> **WHAT NEEDS TO BE DONE**:
Check every line below for the word "choose" and copy each one that has it.

--- START OF DATA SUPPLIED ---

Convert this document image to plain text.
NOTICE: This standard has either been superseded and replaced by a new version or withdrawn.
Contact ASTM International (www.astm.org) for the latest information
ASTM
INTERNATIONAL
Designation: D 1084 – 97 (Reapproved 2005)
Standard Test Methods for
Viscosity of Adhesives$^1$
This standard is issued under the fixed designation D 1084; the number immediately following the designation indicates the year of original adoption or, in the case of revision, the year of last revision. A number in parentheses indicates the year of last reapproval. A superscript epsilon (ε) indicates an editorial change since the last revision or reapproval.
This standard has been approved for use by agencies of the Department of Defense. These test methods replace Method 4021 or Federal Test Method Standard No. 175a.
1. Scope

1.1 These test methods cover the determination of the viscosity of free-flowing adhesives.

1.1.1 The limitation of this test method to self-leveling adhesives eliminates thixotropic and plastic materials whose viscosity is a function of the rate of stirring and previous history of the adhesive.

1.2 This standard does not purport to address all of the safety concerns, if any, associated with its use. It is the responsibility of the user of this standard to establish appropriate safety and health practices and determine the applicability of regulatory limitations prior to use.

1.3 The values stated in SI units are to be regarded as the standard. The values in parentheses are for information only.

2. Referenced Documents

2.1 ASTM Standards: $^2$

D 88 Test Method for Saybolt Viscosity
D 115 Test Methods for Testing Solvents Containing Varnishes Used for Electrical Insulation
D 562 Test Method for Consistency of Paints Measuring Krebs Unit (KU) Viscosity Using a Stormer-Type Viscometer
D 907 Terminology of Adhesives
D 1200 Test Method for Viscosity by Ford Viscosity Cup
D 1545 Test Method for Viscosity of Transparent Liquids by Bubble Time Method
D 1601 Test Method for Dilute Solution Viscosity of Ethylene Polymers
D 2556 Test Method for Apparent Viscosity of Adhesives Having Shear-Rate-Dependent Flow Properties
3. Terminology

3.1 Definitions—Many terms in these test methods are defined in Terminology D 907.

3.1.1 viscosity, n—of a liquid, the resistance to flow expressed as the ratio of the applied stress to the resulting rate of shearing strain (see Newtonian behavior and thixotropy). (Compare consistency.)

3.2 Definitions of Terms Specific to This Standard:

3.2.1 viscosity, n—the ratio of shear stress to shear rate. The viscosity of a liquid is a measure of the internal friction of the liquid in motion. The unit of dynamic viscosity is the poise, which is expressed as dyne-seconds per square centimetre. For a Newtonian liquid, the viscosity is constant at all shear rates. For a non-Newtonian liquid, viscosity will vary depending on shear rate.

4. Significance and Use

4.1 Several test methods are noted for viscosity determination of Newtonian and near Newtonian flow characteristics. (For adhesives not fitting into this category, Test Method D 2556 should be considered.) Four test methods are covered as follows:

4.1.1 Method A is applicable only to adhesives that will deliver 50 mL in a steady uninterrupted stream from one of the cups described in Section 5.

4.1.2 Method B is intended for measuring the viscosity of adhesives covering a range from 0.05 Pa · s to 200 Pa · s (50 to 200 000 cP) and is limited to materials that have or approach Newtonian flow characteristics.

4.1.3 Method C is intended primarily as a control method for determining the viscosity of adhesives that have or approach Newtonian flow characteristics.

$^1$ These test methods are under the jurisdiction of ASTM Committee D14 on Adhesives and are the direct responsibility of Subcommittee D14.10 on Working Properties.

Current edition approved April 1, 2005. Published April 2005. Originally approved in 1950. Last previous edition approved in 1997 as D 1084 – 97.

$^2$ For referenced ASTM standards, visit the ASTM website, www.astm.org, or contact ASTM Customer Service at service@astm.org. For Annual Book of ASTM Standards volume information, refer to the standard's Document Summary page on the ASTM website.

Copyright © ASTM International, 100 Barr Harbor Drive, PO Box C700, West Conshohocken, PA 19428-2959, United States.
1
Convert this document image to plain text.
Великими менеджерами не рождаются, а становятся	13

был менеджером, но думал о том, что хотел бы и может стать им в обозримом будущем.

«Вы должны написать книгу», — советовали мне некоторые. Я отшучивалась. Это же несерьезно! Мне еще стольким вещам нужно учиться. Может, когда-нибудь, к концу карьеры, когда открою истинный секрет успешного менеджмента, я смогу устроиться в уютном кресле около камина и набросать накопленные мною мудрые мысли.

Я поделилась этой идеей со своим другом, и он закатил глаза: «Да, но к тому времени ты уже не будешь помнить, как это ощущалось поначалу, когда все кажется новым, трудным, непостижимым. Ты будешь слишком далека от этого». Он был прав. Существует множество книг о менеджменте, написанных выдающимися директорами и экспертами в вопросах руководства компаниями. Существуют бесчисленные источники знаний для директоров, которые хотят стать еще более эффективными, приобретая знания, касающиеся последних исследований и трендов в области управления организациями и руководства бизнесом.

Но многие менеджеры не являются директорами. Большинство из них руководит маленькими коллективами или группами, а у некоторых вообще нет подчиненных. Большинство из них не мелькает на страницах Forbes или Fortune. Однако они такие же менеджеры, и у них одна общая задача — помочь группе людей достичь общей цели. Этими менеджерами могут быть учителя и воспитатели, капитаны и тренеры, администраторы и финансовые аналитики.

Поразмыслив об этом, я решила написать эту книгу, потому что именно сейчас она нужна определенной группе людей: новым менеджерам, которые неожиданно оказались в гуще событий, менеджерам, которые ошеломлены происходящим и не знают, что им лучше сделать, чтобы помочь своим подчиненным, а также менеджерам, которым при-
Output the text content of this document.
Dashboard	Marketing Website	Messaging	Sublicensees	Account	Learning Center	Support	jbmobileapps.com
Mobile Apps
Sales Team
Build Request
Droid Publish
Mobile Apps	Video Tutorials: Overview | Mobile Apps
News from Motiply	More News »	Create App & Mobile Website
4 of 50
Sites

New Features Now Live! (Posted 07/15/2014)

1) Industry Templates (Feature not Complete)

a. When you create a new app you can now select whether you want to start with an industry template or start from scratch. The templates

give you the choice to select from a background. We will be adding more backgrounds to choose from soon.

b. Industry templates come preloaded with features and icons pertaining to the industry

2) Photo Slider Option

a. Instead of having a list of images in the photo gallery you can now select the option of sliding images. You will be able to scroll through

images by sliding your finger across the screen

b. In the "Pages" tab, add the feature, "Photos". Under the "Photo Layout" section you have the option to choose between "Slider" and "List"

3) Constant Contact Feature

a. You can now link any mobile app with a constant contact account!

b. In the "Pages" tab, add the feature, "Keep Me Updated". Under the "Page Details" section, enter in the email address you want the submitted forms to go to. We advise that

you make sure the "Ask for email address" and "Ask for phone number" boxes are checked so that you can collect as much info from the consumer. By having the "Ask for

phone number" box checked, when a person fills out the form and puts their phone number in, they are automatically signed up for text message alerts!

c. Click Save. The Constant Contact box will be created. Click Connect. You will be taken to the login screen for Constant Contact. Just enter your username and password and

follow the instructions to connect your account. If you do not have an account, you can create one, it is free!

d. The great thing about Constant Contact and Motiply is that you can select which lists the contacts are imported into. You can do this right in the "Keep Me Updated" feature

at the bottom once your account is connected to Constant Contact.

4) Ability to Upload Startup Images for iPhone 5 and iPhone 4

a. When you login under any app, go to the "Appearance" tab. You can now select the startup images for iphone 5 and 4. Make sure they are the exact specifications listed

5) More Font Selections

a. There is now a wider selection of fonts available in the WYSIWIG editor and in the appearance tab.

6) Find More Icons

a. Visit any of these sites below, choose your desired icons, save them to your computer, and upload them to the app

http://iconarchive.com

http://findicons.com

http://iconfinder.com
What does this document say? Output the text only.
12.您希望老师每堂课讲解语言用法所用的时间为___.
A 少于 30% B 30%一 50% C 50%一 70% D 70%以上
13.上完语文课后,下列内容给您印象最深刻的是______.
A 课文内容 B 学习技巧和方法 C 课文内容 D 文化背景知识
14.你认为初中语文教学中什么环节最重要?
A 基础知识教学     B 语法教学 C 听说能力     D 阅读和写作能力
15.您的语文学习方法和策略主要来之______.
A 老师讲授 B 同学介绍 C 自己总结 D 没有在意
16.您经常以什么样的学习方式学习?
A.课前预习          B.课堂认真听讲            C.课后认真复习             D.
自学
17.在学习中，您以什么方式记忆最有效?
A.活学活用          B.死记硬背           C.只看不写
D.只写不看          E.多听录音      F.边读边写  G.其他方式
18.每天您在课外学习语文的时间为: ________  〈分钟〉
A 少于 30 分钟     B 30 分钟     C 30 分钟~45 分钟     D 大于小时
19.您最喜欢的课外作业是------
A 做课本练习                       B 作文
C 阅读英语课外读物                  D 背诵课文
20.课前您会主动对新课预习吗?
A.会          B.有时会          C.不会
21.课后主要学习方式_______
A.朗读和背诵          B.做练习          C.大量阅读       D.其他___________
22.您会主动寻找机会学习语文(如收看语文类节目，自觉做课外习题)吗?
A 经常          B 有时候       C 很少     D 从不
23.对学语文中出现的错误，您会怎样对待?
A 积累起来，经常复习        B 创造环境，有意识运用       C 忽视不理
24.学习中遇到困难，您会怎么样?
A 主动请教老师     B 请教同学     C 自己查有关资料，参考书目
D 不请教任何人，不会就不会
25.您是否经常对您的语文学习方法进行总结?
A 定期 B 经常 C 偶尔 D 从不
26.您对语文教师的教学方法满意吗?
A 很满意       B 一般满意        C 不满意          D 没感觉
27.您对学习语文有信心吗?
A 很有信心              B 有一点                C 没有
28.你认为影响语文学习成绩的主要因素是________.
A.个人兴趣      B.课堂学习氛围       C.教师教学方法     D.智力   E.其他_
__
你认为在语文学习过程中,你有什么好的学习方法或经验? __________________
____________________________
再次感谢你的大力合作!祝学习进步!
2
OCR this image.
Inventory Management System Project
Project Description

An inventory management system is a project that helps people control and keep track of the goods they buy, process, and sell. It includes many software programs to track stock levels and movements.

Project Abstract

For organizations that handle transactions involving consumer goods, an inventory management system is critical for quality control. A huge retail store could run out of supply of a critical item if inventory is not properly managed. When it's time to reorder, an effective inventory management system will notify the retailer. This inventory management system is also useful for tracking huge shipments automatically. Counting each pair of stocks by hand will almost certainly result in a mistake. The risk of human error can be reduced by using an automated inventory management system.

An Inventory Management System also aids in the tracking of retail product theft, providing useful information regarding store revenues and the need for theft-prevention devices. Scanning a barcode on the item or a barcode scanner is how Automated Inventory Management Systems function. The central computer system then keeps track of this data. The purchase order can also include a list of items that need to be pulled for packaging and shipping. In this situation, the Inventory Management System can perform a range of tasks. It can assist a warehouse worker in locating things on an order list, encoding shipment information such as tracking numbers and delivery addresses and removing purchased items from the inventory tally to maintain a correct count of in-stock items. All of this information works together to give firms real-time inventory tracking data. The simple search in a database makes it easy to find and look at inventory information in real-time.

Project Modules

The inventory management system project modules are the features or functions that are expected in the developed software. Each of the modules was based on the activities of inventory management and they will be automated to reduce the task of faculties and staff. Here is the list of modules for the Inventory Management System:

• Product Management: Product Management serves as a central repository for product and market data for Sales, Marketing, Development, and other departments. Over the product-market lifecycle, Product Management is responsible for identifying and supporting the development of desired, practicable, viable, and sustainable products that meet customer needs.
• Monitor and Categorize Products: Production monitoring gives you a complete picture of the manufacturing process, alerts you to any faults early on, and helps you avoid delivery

--- END OF DATA SUPPLIED ---

> **RESPONSE TO THE TASK**:
give you the choice to select from a background. We will be adding more backgrounds to choose from soon.
b. In the "Pages" tab, add the feature, "Photos". Under the "Photo Layout" section you have the option to choose between "Slider" and "List"
a. Visit any of these sites below, choose your desired icons, save them to your computer, and upload them to the app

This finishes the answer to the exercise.